Exercise: Transcribe the listing exactly, leaving out every picture.

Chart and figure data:
+++++
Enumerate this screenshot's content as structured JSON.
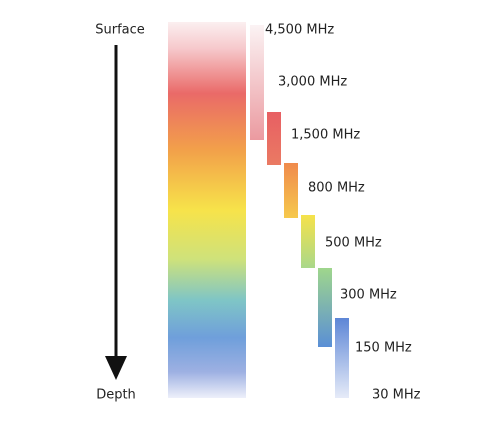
{
  "axis": {
    "top_label": "Surface",
    "bottom_label": "Depth"
  },
  "frequencies": [
    "4,500 MHz",
    "3,000 MHz",
    "1,500 MHz",
    "800 MHz",
    "500 MHz",
    "300 MHz",
    "150 MHz",
    "30 MHz"
  ]
}
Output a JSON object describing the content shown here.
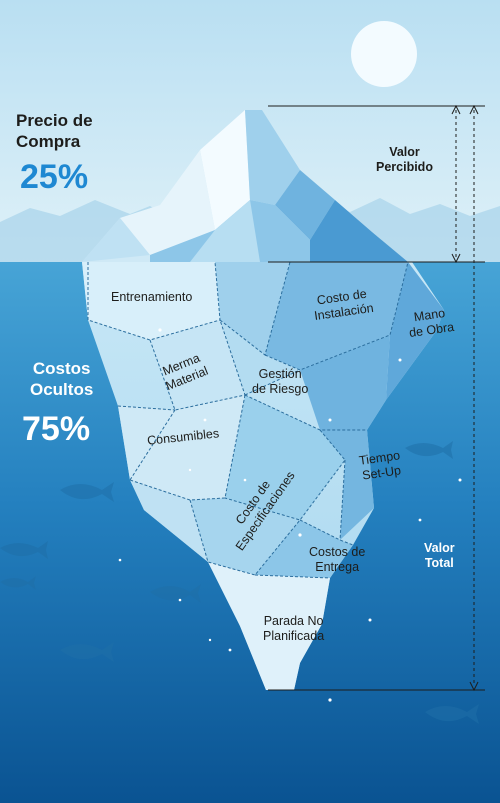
+++++
Response:
Enumerate this screenshot's content as structured JSON.
{
  "axis": {
    "top_label": "Surface",
    "bottom_label": "Depth"
  },
  "frequencies": [
    "4,500 MHz",
    "3,000 MHz",
    "1,500 MHz",
    "800 MHz",
    "500 MHz",
    "300 MHz",
    "150 MHz",
    "30 MHz"
  ]
}
Output a JSON object describing the content shown here.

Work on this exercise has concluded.